EXERCISE DETAILS: Gather each line of the records where "JSON" appears.

PROVIDED RECORDS:
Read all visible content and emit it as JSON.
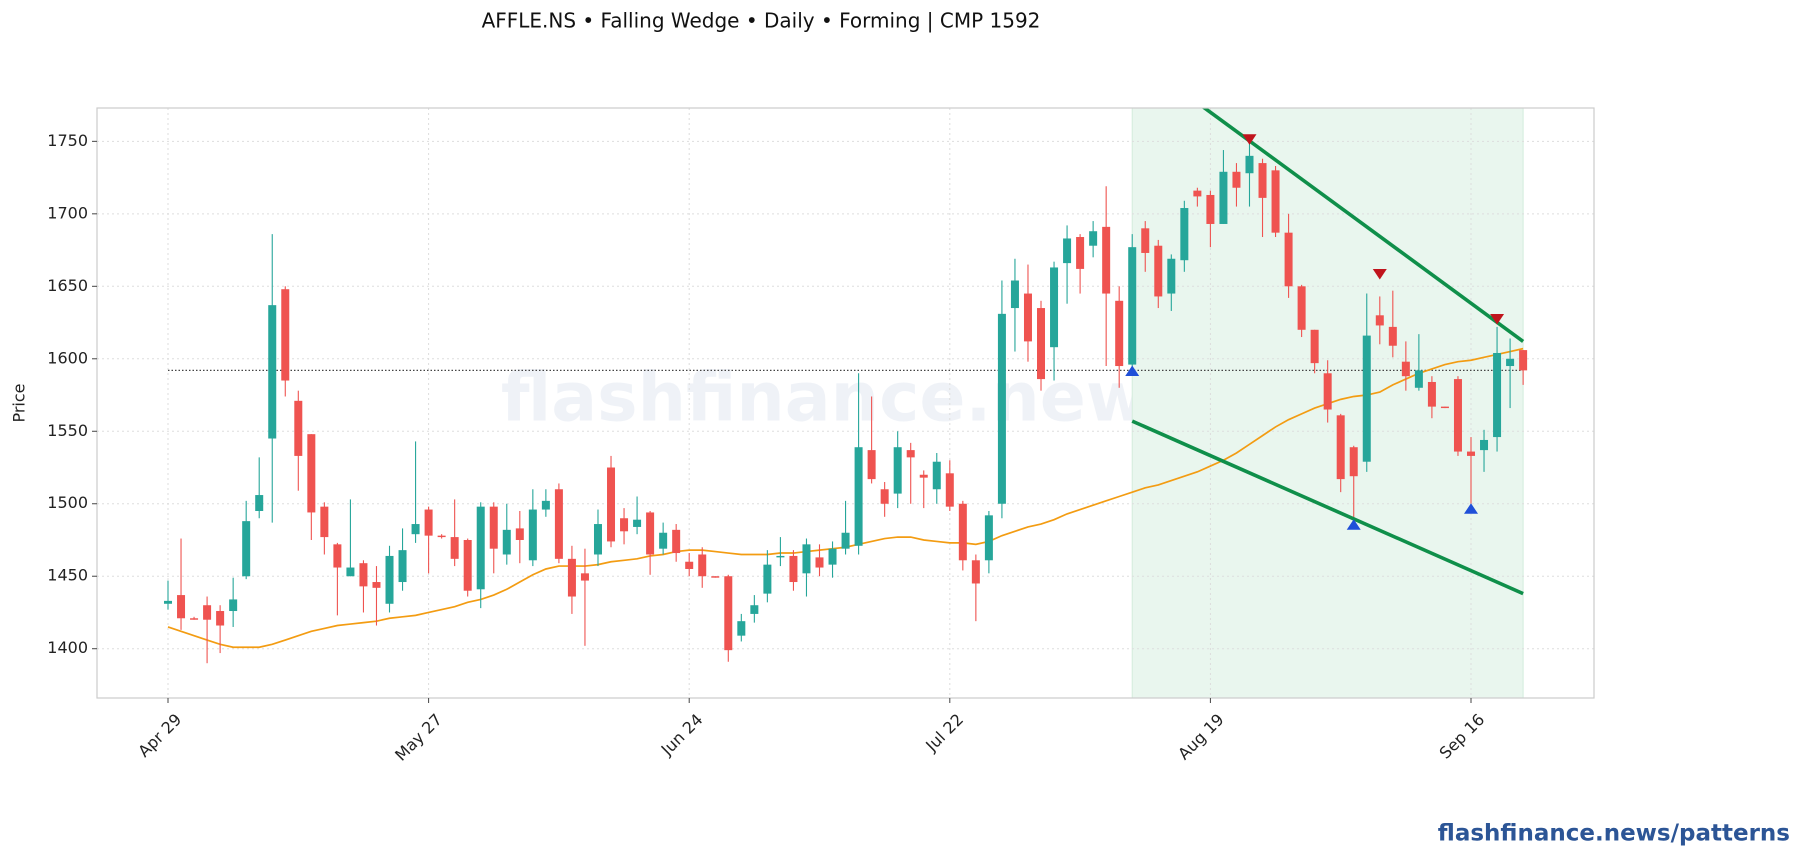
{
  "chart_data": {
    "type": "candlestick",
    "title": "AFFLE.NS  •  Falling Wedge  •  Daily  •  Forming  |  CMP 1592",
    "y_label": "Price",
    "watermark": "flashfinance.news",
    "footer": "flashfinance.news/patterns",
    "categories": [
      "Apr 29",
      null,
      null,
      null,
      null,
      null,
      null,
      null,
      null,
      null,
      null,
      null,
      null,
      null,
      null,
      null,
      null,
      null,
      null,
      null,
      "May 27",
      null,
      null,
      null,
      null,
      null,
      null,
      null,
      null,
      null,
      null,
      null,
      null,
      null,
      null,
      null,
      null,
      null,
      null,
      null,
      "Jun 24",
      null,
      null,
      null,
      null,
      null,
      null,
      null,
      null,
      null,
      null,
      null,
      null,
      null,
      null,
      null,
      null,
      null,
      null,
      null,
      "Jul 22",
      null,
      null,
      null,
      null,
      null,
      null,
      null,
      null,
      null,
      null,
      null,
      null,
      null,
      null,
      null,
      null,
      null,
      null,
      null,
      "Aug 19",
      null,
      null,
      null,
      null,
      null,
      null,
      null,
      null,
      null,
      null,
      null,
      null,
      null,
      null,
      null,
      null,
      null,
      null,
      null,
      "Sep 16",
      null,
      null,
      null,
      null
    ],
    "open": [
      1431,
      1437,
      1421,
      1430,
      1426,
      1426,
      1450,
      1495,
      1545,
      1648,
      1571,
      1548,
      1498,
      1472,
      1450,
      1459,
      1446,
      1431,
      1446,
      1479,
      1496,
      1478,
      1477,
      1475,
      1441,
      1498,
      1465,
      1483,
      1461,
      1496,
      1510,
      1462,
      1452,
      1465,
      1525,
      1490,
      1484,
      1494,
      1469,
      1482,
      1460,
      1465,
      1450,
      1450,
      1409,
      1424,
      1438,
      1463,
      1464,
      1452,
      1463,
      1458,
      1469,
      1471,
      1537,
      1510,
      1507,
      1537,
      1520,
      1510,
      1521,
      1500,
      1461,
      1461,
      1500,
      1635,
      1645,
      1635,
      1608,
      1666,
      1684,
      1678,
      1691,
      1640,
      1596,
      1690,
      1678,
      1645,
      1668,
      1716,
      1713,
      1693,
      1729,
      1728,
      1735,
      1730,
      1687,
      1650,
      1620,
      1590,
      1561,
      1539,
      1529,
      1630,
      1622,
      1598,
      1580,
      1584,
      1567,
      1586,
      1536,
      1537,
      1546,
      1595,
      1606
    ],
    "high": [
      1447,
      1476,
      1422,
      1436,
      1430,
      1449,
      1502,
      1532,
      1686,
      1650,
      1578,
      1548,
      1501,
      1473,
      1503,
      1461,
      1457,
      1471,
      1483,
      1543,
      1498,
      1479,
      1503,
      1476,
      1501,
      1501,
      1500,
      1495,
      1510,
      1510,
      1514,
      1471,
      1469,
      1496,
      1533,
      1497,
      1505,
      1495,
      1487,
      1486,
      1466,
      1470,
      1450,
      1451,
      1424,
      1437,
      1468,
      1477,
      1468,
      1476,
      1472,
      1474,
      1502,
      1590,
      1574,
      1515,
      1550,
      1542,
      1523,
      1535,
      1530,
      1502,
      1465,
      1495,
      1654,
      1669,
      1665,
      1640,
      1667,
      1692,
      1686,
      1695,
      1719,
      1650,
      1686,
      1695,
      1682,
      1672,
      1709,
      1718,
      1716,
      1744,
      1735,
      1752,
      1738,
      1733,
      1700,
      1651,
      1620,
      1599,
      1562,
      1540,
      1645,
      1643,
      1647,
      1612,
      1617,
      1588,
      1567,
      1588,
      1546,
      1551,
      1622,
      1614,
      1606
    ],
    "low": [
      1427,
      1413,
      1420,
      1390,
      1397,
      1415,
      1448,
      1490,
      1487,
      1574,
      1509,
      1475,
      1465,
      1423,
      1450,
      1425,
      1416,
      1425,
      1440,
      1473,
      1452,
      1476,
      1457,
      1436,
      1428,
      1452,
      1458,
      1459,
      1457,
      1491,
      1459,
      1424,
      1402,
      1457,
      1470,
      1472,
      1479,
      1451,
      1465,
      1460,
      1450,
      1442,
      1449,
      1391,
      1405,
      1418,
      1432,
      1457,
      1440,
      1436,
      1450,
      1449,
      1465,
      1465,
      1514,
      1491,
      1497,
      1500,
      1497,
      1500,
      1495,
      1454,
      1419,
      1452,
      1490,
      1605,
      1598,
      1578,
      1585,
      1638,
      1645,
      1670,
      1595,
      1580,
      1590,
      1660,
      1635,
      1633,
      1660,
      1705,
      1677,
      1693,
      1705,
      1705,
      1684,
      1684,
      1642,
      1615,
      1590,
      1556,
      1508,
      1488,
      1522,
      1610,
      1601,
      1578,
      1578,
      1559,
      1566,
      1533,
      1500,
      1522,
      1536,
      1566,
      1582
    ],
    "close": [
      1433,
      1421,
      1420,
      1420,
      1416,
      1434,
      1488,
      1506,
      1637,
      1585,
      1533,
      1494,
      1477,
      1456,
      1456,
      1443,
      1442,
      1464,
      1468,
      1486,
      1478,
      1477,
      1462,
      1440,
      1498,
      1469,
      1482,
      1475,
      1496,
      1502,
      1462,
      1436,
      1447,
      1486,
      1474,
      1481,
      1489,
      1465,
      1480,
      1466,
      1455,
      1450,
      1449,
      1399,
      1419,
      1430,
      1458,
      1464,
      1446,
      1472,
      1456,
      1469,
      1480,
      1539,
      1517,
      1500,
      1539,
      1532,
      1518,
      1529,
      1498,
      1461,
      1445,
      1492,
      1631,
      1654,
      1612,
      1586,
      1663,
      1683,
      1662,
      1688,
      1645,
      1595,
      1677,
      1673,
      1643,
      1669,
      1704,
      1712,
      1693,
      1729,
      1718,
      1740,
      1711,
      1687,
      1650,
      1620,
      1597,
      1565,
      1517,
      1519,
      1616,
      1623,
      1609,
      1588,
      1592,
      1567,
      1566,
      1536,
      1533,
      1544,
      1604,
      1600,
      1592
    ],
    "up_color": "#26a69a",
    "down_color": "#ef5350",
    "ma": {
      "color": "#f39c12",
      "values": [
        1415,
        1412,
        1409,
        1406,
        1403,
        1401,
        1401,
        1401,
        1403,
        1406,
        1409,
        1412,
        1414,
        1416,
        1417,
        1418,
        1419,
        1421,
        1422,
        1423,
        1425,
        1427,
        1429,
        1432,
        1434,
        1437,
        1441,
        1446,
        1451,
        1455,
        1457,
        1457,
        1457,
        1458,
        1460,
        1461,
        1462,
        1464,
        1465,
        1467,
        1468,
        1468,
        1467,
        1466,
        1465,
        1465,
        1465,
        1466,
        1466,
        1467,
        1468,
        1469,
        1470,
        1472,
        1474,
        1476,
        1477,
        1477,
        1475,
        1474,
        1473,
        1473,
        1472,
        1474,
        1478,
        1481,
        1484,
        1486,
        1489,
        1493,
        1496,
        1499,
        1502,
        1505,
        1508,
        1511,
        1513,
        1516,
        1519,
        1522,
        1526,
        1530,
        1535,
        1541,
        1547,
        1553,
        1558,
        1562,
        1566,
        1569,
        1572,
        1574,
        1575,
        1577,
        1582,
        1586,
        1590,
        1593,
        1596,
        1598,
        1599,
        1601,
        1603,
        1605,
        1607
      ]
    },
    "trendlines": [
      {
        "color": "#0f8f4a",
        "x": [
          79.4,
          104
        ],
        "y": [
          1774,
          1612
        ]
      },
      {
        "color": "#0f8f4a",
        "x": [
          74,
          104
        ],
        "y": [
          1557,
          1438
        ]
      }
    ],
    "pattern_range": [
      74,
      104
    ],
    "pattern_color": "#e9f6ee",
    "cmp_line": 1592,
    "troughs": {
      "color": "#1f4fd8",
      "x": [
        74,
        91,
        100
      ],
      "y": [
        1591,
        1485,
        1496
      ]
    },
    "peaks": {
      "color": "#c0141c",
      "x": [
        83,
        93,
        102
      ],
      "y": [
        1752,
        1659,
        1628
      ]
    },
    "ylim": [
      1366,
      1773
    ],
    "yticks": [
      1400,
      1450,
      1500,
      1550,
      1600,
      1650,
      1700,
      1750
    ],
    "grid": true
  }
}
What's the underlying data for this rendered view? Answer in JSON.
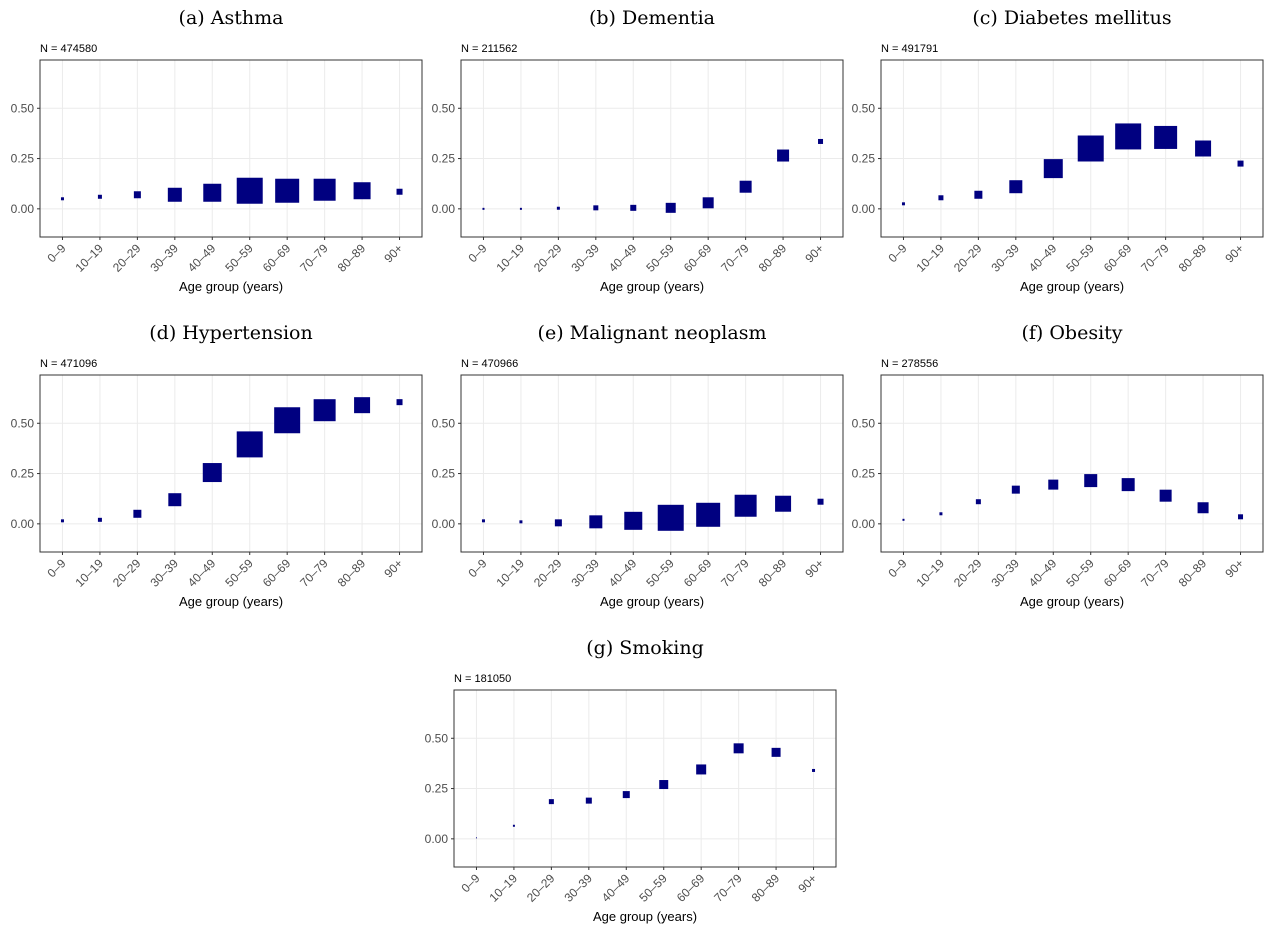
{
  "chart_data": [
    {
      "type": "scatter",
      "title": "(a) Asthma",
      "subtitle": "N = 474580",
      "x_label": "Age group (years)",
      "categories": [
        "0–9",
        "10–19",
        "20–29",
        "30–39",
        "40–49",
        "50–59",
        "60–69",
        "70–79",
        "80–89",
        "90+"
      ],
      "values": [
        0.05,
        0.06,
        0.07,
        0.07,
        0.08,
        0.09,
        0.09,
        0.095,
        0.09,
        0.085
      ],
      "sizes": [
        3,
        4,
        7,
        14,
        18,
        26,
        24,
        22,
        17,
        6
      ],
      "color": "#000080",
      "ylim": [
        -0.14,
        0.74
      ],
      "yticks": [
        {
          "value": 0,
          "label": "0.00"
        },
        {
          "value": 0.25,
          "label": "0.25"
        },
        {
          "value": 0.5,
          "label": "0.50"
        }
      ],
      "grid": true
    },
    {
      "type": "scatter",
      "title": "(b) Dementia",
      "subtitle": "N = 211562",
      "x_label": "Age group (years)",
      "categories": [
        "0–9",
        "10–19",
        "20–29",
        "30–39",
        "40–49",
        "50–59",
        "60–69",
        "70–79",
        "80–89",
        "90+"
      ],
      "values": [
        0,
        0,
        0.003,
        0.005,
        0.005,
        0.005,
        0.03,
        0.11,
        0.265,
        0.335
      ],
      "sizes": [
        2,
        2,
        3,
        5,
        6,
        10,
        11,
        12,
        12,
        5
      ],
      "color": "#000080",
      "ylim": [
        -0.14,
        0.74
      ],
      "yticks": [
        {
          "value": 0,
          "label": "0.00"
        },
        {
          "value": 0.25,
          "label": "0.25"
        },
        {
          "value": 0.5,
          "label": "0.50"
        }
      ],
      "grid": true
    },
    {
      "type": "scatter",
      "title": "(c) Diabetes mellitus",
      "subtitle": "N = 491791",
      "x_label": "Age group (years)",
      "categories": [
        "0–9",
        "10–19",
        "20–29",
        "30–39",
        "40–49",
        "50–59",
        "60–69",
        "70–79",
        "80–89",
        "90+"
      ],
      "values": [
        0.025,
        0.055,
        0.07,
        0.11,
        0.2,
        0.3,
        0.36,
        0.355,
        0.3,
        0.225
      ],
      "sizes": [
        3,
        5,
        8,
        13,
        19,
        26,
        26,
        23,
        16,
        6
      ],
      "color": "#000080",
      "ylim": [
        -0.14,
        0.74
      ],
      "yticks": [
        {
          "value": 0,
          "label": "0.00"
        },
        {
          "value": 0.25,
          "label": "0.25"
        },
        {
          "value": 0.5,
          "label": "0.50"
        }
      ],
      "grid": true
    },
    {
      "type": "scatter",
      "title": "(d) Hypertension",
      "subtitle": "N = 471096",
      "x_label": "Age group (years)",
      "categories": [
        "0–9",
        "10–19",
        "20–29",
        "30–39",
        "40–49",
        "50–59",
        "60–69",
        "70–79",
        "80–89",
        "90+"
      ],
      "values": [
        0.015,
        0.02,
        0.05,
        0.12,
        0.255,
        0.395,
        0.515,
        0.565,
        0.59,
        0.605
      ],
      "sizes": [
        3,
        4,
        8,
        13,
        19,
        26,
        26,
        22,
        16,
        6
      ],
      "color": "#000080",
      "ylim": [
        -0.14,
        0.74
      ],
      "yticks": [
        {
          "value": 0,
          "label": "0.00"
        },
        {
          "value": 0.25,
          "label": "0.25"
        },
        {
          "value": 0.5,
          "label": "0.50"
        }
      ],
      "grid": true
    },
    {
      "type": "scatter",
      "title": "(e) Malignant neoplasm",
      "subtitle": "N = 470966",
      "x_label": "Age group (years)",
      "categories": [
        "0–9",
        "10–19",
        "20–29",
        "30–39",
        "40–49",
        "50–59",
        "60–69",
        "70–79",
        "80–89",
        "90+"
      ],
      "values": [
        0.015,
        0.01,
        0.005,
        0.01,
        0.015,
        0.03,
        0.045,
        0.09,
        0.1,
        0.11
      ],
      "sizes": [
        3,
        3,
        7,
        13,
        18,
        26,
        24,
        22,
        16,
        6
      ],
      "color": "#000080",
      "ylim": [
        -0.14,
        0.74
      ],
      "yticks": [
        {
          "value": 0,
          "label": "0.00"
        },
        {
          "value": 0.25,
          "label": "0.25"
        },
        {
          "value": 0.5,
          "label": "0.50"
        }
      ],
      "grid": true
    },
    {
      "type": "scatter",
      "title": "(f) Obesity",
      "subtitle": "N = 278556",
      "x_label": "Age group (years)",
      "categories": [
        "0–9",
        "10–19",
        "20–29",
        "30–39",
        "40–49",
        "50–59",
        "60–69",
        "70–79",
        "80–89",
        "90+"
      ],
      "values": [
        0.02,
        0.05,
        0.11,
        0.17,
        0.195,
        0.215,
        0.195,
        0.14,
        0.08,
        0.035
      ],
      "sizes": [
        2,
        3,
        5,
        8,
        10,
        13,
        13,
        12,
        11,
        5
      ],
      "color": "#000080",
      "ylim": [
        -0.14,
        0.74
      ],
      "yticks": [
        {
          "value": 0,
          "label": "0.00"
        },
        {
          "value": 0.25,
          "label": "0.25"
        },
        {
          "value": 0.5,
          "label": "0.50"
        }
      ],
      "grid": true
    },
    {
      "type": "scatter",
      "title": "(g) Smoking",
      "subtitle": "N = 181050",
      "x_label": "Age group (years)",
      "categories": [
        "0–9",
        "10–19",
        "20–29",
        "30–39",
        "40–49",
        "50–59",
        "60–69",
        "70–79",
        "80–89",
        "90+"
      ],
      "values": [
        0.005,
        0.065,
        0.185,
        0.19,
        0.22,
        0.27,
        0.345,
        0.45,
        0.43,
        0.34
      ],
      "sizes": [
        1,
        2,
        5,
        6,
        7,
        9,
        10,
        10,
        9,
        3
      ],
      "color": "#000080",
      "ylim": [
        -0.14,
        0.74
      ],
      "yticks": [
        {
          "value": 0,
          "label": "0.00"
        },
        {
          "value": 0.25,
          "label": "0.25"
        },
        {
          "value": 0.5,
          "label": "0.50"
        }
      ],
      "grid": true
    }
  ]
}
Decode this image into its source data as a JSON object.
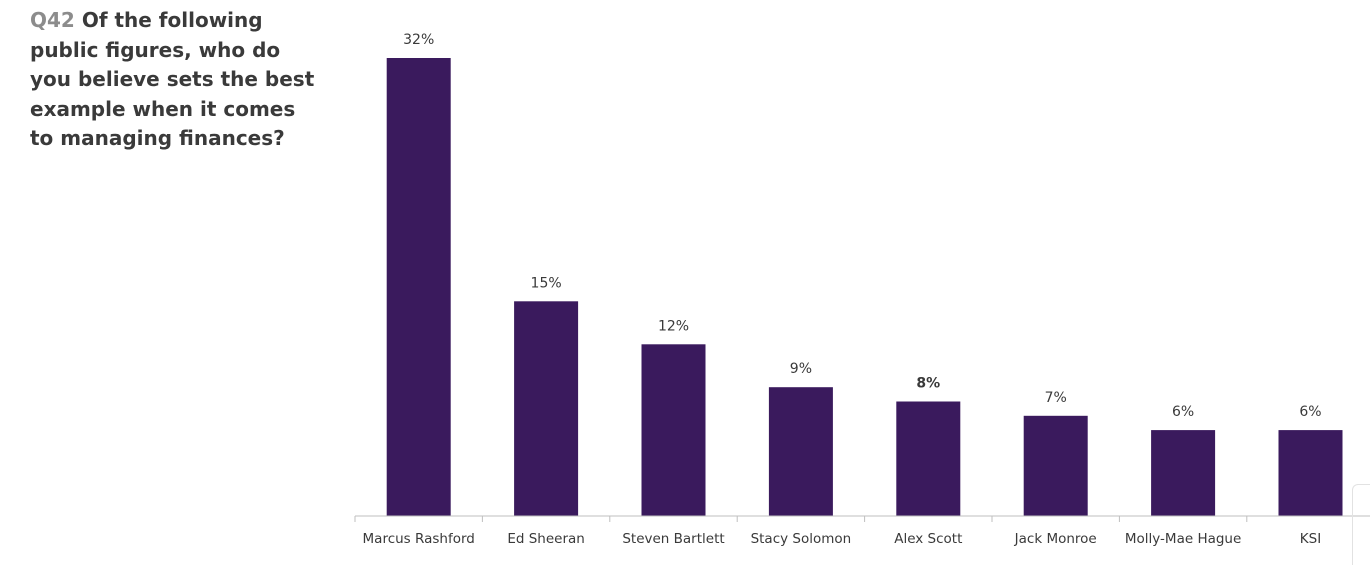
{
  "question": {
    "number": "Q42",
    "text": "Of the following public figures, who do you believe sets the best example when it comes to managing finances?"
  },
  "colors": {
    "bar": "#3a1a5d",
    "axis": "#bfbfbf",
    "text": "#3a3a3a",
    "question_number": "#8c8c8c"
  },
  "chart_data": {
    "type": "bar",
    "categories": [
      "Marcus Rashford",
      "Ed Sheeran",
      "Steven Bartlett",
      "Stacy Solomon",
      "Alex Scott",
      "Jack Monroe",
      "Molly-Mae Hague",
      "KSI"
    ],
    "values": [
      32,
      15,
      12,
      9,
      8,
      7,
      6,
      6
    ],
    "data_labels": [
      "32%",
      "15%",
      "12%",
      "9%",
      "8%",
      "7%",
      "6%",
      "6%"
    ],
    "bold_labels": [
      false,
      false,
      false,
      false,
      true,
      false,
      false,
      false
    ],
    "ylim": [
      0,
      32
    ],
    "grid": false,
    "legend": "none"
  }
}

THE OUTPUT:
Read all visible content and emit it as JSON.
What's the underlying data for this rendered view? Answer in JSON.
Decode this image into its source data as a JSON object.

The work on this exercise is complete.